■ What you are asked to do:
Report how many lines contain "Renal". The answer is a single number.

■ Supplied records:
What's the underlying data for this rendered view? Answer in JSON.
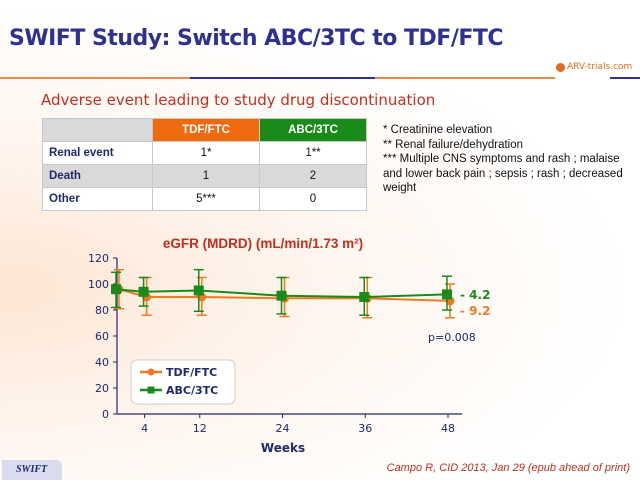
{
  "title": "SWIFT Study: Switch ABC/3TC to TDF/FTC",
  "logo": "ARV-trials.com",
  "subtitle": "Adverse event leading to study drug discontinuation",
  "table": {
    "headers": [
      "",
      "TDF/FTC",
      "ABC/3TC"
    ],
    "header_colors": [
      "#d9d9d9",
      "#f26a10",
      "#1a8a1a"
    ],
    "rows": [
      [
        "Renal event",
        "1*",
        "1**"
      ],
      [
        "Death",
        "1",
        "2"
      ],
      [
        "Other",
        "5***",
        "0"
      ]
    ]
  },
  "notes": [
    "* Creatinine elevation",
    "** Renal failure/dehydration",
    "*** Multiple CNS symptoms and rash ; malaise and lower back pain ; sepsis ; rash ; decreased weight"
  ],
  "chart_data": {
    "type": "line",
    "title": "eGFR (MDRD) (mL/min/1.73 m²)",
    "xlabel": "Weeks",
    "ylabel": "",
    "x": [
      0,
      4,
      12,
      24,
      36,
      48
    ],
    "xticks": [
      "4",
      "12",
      "24",
      "36",
      "48"
    ],
    "xtick_values": [
      4,
      12,
      24,
      36,
      48
    ],
    "yticks": [
      0,
      20,
      40,
      60,
      80,
      100,
      120
    ],
    "ylim": [
      0,
      120
    ],
    "legend_placement": "bottom-left",
    "series": [
      {
        "name": "TDF/FTC",
        "color": "#f07a20",
        "marker": "circle",
        "values": [
          96,
          90,
          90,
          89,
          89,
          87
        ],
        "lower": [
          81,
          76,
          76,
          75,
          74,
          74
        ],
        "upper": [
          111,
          105,
          105,
          105,
          105,
          100
        ],
        "end_label": "- 9.2"
      },
      {
        "name": "ABC/3TC",
        "color": "#1a8a1a",
        "marker": "square",
        "values": [
          96,
          94,
          95,
          91,
          90,
          92
        ],
        "lower": [
          82,
          83,
          79,
          77,
          76,
          80
        ],
        "upper": [
          109,
          105,
          111,
          105,
          105,
          106
        ],
        "end_label": "- 4.2"
      }
    ],
    "annotation": "p=0.008"
  },
  "footer": {
    "tag": "SWIFT",
    "citation": "Campo R, CID 2013, Jan 29 (epub ahead of print)"
  }
}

■ Written reply:
2